* _Written instruction_
In the text on lieutenant governors' flags, write out word for word the part starting with "As the viceregal" and going on through "guest of the lieutenant governor.".

* _Source text_
* BEGIN *

= Flags of the lieutenant governors of Canada =

As the viceregal representative of the monarch of Canada, the lieutenant governors of the Canadian provinces have since Confederation been entitled to and have used a personal standard. Within a lieutenant governor's province, this standard has precedence over any other flag, including the national one, though it comes secondary to the Sovereign's Flag for Canada. The provincial viceregal flags are also subordinate to the governor general's personal standard, save for when the governor general is present as a guest of the lieutenant governor.

In 1980, a new design was introduced and is used by each province's lieutenant governor, except for Quebec. Common frame of each flag consists of the escutcheon of the arms of the province circled with ten gold maple leaves (representing the ten provinces) surmounted by a St. Edward's Crown on a field of blue. Though approved in 1980, most provinces adopted this new common design in 1981, with Nova Scotia being the last in 2024. The flags of the lieutenant governors of Quebec and of Nova Scotia use a Tudor Crown. The personal standard is flown at the office or home of the lieutenant governor and from flagpoles of buildings where official duties are carried out to indicate presence of the lieutenant governor. It is also attached to the front fender of the car or on the provincial landau that the lieutenant governor is riding in. The standard is never flown on a church or inside a church, nor is it ever lowered to half-mast. Should a lieutenant governor die while in office, the standard is taken down until a successor is sworn in.

* END *

[Some records]
* BEGIN *

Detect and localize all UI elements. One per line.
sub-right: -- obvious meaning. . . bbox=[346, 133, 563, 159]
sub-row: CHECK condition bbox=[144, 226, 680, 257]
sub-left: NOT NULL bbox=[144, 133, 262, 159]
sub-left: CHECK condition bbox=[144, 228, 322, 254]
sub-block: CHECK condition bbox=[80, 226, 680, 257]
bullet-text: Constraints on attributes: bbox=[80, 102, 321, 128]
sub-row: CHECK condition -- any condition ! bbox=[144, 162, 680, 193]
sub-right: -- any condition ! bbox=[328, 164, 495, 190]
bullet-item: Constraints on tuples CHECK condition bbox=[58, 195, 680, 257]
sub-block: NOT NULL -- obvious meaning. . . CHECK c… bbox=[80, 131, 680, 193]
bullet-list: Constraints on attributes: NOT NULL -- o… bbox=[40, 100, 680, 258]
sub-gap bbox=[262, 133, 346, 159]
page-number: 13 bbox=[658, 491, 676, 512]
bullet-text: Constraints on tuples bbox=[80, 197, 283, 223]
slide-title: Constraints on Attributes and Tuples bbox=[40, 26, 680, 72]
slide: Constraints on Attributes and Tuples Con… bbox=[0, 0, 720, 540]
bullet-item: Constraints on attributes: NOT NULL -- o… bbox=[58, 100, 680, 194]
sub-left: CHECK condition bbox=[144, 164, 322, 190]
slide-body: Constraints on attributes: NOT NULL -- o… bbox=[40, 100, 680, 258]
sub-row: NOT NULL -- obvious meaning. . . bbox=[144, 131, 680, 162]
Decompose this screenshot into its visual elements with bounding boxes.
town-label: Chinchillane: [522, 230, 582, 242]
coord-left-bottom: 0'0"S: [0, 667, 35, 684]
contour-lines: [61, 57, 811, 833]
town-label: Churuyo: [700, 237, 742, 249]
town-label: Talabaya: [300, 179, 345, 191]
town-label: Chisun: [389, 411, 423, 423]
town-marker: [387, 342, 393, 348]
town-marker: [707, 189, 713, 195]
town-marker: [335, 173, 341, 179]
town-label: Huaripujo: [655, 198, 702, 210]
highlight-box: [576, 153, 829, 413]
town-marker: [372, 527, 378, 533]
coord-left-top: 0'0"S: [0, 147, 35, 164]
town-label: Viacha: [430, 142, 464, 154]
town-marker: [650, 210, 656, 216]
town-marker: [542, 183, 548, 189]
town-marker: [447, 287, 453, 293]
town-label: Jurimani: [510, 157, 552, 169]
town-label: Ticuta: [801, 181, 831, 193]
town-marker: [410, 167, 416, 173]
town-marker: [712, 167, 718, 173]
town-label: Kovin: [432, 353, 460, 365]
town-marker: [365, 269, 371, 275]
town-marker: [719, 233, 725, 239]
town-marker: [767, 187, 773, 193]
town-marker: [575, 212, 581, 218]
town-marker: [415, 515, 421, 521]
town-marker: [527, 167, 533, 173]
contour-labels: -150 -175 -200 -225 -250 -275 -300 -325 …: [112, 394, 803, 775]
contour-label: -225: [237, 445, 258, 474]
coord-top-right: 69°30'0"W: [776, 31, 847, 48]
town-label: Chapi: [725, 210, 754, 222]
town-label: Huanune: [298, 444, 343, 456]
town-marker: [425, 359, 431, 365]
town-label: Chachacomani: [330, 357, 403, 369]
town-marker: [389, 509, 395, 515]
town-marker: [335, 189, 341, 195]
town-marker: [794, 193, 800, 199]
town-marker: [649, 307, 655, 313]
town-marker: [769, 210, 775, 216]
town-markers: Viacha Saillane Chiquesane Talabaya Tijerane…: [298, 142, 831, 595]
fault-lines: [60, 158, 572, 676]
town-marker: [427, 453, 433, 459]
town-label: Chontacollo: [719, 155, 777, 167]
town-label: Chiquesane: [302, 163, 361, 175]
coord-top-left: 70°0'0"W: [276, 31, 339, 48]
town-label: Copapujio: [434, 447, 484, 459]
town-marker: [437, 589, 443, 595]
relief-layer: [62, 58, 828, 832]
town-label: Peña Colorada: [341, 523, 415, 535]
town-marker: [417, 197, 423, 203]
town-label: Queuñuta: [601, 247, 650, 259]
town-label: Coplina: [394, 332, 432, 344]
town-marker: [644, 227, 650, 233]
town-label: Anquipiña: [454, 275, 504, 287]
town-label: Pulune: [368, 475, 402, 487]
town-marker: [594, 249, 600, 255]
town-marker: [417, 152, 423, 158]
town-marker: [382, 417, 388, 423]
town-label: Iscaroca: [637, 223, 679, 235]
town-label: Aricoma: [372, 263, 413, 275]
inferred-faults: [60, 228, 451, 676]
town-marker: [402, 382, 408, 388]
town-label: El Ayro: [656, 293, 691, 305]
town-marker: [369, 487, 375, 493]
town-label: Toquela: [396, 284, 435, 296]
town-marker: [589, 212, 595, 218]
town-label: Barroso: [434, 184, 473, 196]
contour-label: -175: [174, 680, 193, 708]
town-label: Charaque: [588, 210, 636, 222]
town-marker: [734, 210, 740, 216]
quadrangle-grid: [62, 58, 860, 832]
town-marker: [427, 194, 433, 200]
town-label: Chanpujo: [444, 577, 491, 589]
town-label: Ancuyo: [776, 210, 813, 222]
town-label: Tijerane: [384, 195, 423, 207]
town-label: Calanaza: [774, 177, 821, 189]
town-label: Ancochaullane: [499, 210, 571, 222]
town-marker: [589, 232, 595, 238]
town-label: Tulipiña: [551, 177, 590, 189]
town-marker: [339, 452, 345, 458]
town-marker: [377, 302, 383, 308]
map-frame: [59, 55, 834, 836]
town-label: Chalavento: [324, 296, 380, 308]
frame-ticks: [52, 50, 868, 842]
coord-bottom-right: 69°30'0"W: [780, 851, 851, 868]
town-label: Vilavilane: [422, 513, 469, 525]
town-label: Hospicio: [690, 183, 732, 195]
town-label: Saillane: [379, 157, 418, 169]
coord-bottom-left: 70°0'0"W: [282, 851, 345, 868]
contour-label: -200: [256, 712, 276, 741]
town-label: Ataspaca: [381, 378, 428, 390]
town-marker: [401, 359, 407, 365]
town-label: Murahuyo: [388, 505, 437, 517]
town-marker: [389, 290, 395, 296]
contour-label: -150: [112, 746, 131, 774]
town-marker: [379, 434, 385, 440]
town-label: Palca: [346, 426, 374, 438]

* END *

* _Solution to the exercise_
As the viceregal representative of the monarch of Canada, the lieutenant governors of the Canadian provinces have since Confederation been entitled to and have used a personal standard. Within a lieutenant governor's province, this standard has precedence over any other flag, including the national one, though it comes secondary to the Sovereign's Flag for Canada. The provincial viceregal flags are also subordinate to the governor general's personal standard, save for when the governor general is present as a guest of the lieutenant governor.